[Records]

+---+

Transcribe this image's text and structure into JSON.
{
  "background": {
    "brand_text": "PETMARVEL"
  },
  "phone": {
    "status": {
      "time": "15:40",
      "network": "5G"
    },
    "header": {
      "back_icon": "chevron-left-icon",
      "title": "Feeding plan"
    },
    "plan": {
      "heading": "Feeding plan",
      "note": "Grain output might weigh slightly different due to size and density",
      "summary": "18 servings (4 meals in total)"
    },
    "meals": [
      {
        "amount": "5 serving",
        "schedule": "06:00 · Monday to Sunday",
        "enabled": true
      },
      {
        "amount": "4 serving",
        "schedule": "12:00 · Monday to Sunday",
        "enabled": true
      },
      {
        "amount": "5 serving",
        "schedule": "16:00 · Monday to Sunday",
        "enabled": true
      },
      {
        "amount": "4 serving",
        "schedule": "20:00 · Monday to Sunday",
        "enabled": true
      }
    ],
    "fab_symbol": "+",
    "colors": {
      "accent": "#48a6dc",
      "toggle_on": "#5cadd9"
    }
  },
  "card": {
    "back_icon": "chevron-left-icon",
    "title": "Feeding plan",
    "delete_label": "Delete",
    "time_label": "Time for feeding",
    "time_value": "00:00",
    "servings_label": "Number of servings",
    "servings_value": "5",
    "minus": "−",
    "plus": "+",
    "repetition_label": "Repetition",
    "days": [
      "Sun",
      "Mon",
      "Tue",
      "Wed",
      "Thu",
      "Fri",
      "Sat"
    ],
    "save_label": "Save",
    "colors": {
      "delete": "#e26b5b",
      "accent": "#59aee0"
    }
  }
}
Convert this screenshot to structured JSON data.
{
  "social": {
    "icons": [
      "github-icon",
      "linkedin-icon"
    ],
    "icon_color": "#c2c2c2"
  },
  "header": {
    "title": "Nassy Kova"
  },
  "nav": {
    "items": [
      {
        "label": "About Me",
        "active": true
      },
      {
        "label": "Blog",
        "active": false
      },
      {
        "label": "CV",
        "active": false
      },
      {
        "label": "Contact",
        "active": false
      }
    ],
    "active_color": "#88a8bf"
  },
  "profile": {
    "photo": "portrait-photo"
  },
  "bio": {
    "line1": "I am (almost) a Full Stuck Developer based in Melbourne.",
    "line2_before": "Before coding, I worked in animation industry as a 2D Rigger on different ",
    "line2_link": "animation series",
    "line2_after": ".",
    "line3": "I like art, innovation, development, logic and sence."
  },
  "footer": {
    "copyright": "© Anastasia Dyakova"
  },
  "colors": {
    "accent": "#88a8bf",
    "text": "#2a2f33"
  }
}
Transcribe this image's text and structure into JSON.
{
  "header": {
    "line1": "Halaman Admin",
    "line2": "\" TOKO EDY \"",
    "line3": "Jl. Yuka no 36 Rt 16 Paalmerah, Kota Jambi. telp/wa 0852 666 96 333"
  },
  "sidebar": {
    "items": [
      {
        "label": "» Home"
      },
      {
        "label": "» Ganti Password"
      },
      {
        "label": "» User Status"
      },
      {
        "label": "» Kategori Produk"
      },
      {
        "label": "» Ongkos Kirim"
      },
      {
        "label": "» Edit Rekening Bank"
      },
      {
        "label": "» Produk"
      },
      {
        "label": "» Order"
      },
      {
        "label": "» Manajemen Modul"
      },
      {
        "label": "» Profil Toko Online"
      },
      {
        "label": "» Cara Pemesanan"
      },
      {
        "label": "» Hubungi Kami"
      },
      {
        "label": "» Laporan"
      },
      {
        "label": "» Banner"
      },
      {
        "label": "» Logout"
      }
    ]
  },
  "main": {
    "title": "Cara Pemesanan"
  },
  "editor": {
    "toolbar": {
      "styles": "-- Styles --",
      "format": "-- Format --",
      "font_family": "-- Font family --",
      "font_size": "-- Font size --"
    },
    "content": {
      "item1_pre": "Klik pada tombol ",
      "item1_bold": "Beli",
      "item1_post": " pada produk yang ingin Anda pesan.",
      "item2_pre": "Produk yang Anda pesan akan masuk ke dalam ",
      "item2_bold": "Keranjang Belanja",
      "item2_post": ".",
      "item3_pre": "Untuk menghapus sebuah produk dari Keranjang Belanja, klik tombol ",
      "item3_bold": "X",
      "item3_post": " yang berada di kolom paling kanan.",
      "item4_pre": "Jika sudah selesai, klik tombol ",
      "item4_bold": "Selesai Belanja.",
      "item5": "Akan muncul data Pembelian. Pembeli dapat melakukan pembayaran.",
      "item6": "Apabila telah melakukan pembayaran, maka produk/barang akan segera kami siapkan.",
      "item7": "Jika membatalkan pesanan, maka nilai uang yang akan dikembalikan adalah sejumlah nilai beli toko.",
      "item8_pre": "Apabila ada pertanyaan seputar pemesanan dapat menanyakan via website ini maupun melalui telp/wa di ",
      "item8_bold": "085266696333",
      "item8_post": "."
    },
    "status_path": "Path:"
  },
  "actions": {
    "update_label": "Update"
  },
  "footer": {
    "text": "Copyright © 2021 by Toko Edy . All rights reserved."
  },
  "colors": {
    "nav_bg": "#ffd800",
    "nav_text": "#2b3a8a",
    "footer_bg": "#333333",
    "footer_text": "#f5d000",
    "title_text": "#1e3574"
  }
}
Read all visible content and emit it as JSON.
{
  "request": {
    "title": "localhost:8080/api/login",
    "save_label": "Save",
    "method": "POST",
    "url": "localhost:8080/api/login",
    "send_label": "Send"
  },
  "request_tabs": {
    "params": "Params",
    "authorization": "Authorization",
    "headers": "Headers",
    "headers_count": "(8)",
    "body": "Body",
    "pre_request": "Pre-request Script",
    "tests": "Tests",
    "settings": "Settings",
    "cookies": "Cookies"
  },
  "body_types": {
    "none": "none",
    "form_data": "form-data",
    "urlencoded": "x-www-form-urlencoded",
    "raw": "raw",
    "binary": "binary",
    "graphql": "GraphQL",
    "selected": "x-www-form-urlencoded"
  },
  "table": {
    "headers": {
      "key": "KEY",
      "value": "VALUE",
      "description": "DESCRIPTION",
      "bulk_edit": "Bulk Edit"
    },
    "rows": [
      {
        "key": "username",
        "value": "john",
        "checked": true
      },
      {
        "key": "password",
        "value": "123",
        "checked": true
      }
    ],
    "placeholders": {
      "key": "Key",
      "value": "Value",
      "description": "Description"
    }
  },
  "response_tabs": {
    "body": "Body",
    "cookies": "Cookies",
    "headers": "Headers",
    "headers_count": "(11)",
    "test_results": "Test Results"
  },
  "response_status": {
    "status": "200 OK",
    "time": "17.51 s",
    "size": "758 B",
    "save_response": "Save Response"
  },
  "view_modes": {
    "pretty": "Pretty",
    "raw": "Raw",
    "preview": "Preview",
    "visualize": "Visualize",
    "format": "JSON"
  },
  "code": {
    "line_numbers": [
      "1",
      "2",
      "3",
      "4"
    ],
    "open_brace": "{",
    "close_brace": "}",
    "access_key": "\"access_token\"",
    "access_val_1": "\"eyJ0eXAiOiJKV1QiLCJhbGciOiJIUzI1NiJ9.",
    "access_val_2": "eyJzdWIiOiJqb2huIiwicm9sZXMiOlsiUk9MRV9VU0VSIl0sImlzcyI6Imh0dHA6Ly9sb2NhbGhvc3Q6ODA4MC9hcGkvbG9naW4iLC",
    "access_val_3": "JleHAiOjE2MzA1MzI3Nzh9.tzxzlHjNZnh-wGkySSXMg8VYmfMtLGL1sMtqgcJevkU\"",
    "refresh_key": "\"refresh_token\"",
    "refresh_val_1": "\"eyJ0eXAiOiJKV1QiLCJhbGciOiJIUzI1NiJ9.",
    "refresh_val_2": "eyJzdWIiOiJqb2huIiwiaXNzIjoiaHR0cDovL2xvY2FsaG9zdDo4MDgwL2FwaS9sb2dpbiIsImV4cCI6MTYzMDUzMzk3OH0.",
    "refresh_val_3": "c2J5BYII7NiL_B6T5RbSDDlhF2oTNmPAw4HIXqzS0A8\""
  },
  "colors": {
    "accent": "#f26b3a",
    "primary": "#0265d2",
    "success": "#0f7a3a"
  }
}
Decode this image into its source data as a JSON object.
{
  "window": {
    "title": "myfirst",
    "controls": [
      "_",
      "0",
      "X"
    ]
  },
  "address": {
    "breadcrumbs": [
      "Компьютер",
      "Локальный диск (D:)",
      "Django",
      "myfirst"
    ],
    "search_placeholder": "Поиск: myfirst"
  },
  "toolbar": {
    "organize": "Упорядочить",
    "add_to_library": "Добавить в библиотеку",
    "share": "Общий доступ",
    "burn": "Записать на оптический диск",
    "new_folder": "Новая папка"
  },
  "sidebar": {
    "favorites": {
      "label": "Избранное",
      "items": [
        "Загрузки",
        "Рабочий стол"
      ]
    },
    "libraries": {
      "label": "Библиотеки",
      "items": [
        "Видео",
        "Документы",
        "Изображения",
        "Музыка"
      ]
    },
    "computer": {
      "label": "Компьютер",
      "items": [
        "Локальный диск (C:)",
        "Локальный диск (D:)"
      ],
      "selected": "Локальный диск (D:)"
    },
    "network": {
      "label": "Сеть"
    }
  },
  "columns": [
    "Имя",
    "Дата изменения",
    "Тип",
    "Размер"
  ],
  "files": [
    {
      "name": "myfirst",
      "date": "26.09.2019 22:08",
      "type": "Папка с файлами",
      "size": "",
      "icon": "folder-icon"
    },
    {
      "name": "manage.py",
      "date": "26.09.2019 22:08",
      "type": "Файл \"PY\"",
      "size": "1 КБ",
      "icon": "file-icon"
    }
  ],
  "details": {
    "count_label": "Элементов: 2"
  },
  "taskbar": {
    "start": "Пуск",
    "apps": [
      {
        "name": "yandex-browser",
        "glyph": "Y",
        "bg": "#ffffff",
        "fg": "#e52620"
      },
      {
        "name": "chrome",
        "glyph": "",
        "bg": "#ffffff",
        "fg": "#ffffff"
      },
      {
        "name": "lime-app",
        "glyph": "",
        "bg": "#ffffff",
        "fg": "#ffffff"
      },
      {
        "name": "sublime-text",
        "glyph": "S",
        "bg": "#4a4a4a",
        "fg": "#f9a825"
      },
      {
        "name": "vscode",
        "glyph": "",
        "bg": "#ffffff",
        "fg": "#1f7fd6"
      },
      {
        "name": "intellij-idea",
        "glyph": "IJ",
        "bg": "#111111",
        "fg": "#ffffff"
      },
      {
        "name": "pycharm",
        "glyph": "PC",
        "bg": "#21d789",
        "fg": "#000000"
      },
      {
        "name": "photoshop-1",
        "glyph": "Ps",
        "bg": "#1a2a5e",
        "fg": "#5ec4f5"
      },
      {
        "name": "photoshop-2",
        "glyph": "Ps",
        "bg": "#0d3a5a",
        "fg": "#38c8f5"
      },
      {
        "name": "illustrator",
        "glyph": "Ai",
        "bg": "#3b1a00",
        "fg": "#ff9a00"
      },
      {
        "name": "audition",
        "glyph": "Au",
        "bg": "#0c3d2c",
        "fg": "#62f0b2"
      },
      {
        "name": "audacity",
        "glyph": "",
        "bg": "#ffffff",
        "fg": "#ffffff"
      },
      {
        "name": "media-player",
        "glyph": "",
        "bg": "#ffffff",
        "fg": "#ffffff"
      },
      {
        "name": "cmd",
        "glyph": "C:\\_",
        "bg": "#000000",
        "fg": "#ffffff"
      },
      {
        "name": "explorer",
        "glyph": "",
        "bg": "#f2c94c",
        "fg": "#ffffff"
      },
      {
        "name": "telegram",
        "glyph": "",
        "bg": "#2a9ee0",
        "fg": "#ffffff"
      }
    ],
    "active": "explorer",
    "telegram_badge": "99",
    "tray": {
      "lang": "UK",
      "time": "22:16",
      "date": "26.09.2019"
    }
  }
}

+---+

Read through the data and copy every line where "Monday" shows up.

        "schedule": "06:00 · Monday to Sunday",
        "schedule": "12:00 · Monday to Sunday",
        "schedule": "16:00 · Monday to Sunday",
        "schedule": "20:00 · Monday to Sunday",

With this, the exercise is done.